**GOAL**
Every line below should be repeated exactly.

**EXTRACTED ENTRIES**
- - - - - - -

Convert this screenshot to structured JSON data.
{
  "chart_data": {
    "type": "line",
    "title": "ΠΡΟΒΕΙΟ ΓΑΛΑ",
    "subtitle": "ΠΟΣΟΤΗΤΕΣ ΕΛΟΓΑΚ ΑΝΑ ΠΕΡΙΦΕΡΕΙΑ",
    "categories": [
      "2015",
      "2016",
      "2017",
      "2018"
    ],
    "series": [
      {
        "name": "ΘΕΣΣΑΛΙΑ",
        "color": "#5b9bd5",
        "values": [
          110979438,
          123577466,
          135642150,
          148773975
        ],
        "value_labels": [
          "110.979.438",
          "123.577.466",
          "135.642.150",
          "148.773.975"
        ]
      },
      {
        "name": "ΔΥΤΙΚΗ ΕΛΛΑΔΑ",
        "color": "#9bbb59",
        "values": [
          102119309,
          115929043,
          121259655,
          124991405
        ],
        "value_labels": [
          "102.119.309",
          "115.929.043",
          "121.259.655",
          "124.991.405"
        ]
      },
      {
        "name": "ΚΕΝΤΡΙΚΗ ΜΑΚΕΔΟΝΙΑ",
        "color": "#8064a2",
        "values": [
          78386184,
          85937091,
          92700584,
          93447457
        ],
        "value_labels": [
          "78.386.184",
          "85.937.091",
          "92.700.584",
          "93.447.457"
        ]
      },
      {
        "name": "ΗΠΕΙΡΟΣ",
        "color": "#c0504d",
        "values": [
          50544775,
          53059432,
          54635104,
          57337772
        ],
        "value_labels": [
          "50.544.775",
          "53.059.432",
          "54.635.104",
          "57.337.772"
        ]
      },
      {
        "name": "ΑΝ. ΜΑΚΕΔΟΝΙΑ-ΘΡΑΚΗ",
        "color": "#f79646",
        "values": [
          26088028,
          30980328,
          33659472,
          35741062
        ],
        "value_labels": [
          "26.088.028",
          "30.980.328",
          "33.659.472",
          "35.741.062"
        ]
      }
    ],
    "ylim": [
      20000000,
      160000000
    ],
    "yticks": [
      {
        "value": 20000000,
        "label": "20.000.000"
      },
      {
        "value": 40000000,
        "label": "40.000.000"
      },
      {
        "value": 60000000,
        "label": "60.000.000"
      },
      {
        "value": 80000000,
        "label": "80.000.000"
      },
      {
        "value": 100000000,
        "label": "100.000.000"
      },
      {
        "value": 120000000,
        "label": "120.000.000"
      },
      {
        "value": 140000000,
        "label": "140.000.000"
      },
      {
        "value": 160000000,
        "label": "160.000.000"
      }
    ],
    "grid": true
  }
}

- - - - - - -

**RESPONSE TO THE EXERCISE**
Convert this screenshot to structured JSON data.
{
  "chart_data": {
    "type": "line",
    "title": "ΠΡΟΒΕΙΟ ΓΑΛΑ",
    "subtitle": "ΠΟΣΟΤΗΤΕΣ ΕΛΟΓΑΚ ΑΝΑ ΠΕΡΙΦΕΡΕΙΑ",
    "categories": [
      "2015",
      "2016",
      "2017",
      "2018"
    ],
    "series": [
      {
        "name": "ΘΕΣΣΑΛΙΑ",
        "color": "#5b9bd5",
        "values": [
          110979438,
          123577466,
          135642150,
          148773975
        ],
        "value_labels": [
          "110.979.438",
          "123.577.466",
          "135.642.150",
          "148.773.975"
        ]
      },
      {
        "name": "ΔΥΤΙΚΗ ΕΛΛΑΔΑ",
        "color": "#9bbb59",
        "values": [
          102119309,
          115929043,
          121259655,
          124991405
        ],
        "value_labels": [
          "102.119.309",
          "115.929.043",
          "121.259.655",
          "124.991.405"
        ]
      },
      {
        "name": "ΚΕΝΤΡΙΚΗ ΜΑΚΕΔΟΝΙΑ",
        "color": "#8064a2",
        "values": [
          78386184,
          85937091,
          92700584,
          93447457
        ],
        "value_labels": [
          "78.386.184",
          "85.937.091",
          "92.700.584",
          "93.447.457"
        ]
      },
      {
        "name": "ΗΠΕΙΡΟΣ",
        "color": "#c0504d",
        "values": [
          50544775,
          53059432,
          54635104,
          57337772
        ],
        "value_labels": [
          "50.544.775",
          "53.059.432",
          "54.635.104",
          "57.337.772"
        ]
      },
      {
        "name": "ΑΝ. ΜΑΚΕΔΟΝΙΑ-ΘΡΑΚΗ",
        "color": "#f79646",
        "values": [
          26088028,
          30980328,
          33659472,
          35741062
        ],
        "value_labels": [
          "26.088.028",
          "30.980.328",
          "33.659.472",
          "35.741.062"
        ]
      }
    ],
    "ylim": [
      20000000,
      160000000
    ],
    "yticks": [
      {
        "value": 20000000,
        "label": "20.000.000"
      },
      {
        "value": 40000000,
        "label": "40.000.000"
      },
      {
        "value": 60000000,
        "label": "60.000.000"
      },
      {
        "value": 80000000,
        "label": "80.000.000"
      },
      {
        "value": 100000000,
        "label": "100.000.000"
      },
      {
        "value": 120000000,
        "label": "120.000.000"
      },
      {
        "value": 140000000,
        "label": "140.000.000"
      },
      {
        "value": 160000000,
        "label": "160.000.000"
      }
    ],
    "grid": true
  }
}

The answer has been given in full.